### EXCERTO DO TEXTO
________
Por intermédio deste galardão, foi possível reforçar a visibilidade da Região a nível europeu, com diversas iniciativas político–institucionais de relevo, desde logo junto do Presidente da Comissão Europeia, mas também em parceria com as restantes regiões ultraperiféricas ou no quadro das entidades de cooperação interregional de que fazemos parte.

Recordámos a obra e a vida de Canto da Maia na principal praça de Bruxelas, através de uma exposição de duas semanas, que já antes havia estado em Lisboa e Madrid, e apoiámos mostras de produtos regionais no Parlamento Europeu, evidenciando a qualidade das nossas produções junto de decisores e mercados importantes.

Na Região, por outro lado, e sob o lema “Açores: Onde a Europa chega mais longe”, foram organizadas mais de 40 manifestações culturais, envolvendo áreas como a pintura, a gastronomia, a fotografia, o cinema, o teatro ou a música, e países como Alemanha, Estónia, Dinamarca, Suécia, Reino Unido ou Polónia, procurando trazer aos açorianos um pouco da riqueza que constitui a diversidade europeia.

Privilegiámos ainda a reflexão, a troca de ideias e o debate sobre as mais diversas temáticas europeias – desde o mar aos instrumentos financeiros, da investigação e inovação à cultura – chamando os diversos actores regionais, com particular incidência para os jovens, para a problematização do seu papel na Europa de hoje.

A “Região Europeia do Ano” que fomos permitiu ajudar a aprofundar o conhecimento dos Açores na Europa mostrando, para além das nossas fronteiras, o nosso percurso de desenvolvimento e de convergência com a União Europeia, bem como as nossas vantagens e conquistas em sectores tão diversos como o ambiente, a cultura, a ciência, o património ou o turismo, constituindo-se esta também uma oportunidade única para promover e consolidar os valores europeus nesta região ultraperiférica e atlântica.

Estou seguro que o sucesso desta programação não se esgota aqui e que, pelo contrário, se fará sentir nos próximos anos, quer pelo reforço do conhecimento que outros, com responsabilidades e capacidade de decisão, têm agora da realidade actual dos Açores, quer pela adesão dos nossos jovens ao projecto comunitário. É esse agora o desafio a prosseguir.

Os Açores estão hoje, mais do que nunca, ligados à realidade Europeia, de uma forma muito concreta, quotidiana e indissociável do nosso processo de desenvolvimento.

As consequências dessa ligação fazem-se sentir na moldura legislativa da nossa vivência conjunta, nos sistemas de apoios, públicos e privados, que são concedidos, ou nas infra-estruturas que modernizam o nosso território e o nosso tecido económico e social, estando também presente, de forma muito evidente, na mobilidade de pessoas, bens e serviços.

Este contributo da União Europeia mais não é do que a materialização das condições indispensáveis à igualdade num espaço de solidariedade entre pares, mas que nem por isso deve ser tido por inevitável ou imutável.
________
### EXCERTO DE DADOS
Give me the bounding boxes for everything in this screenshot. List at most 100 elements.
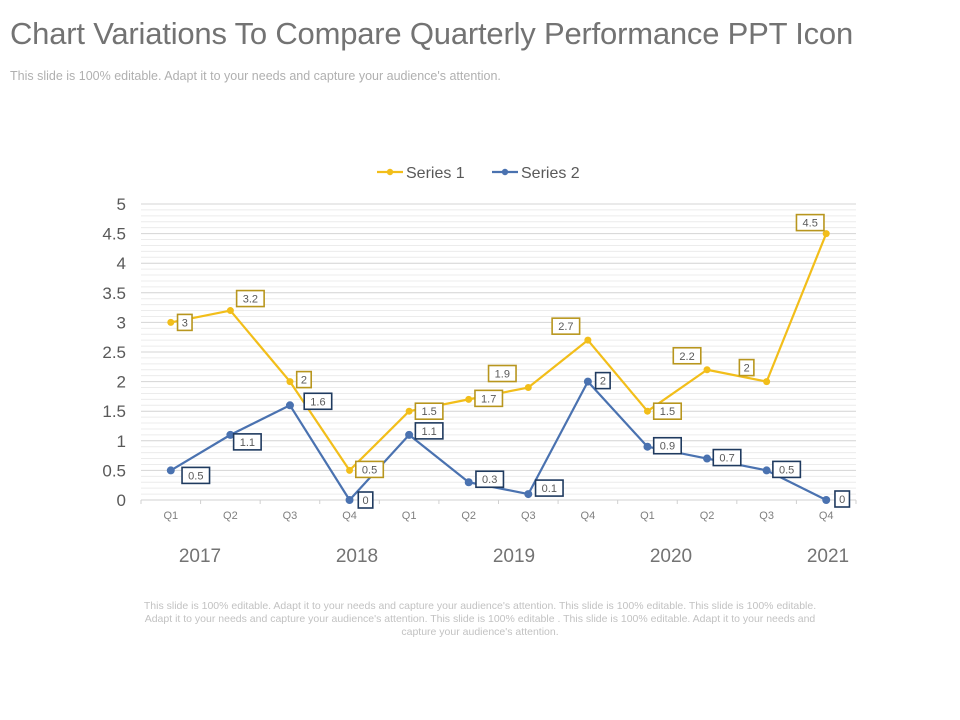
________
### DESAFIOS
a. No texto sobre os Açores como Região Europeia do Ano, sob que lema foram organizadas as manifestações culturais na Região?
b. Retome o texto sobre os Açores como Região Europeia do Ano a partir do ponto em que termina.

### RESPOSTAS POR ORDEM
a. Sob o lema “Açores: Onde a Europa chega mais longe”.

b.
Contudo, há uma outra face desta relação que não pode ser minorada ou esquecida. Vista por boa parte dos cidadãos como um processo político e burocrático que lhes é estranho e sobre o qual não têm capacidade de influência, a Europa comunitária enreda-se nos seus intrincados procedimentos, muitas vezes refém de interesses nacionais e incapaz de gerar o alento e a adesão de que carece para reassumir o papel de projecto civilizacional que Schumman e os seus pares sonharam.

O reforço institucional dos papéis da Comissão e do Parlamento Europeu, consagrado no Tratado de Lisboa e que foi por muitos considerado como elemento fundamental para fazer avançar a União após anos de impasse, continua a ser frequentemente minado por declarações ou actos de responsáveis políticos dos Estados Membros, que se sobrepõem inclusivamente a outros Estados Membros.

A União perderá a sua alma e o ímpeto de projecto transformador se não conseguir congregar os esforços dos 27 na procura da soluções para o seu crescimento conjunto e solidário, para as questões que se colocam aos seus cidadãos e para a sua afirmação no palco internacional.

As condições adversas por que passam muitos dos Estados Membros devem, portanto, servir como elemento aglutinador de vontades e de reforço do projecto europeu, assente estruturalmente no seu património cultural e humanista. O isolamento de nada servirá para fazer progredir o ideal comunitário. Num contexto geral difícil e exigente, a solidariedade e a união continuam a ser os melhores instrumentos para fazer face às adversidades.

Nemésio descreveu os açorianos como “(…) soldados historicamente ao povo de onde viemos e enraizados pelo habitat a uns montes de lava que soltam da própria entranha uma substância que nos penetra.”, acrescentando que “A geografia, para nós, vale outro tanto como a história (…).”, para concluir que “Como as sereias temos uma dupla natureza: somos de carne e pedra.”.

Essa dupla essência, que reforça a condicionante geográfica da nossa existência sem deixar que ela apague a moldagem que a história fez do nosso carácter, é a razão de termos sido sempre agentes da globalização e promotores convictos da cooperação.

É por isso que a obra que hoje lançamos é não só um objecto literário de inegável interesse, mas é também uma relevante manifestação de açorianidade, que prolongará, no tempo e no pensamento, os efeitos positivos de termos merecido um dia a designação de Região Europeia do Ano.
Muito obrigado pela vossa atenção.”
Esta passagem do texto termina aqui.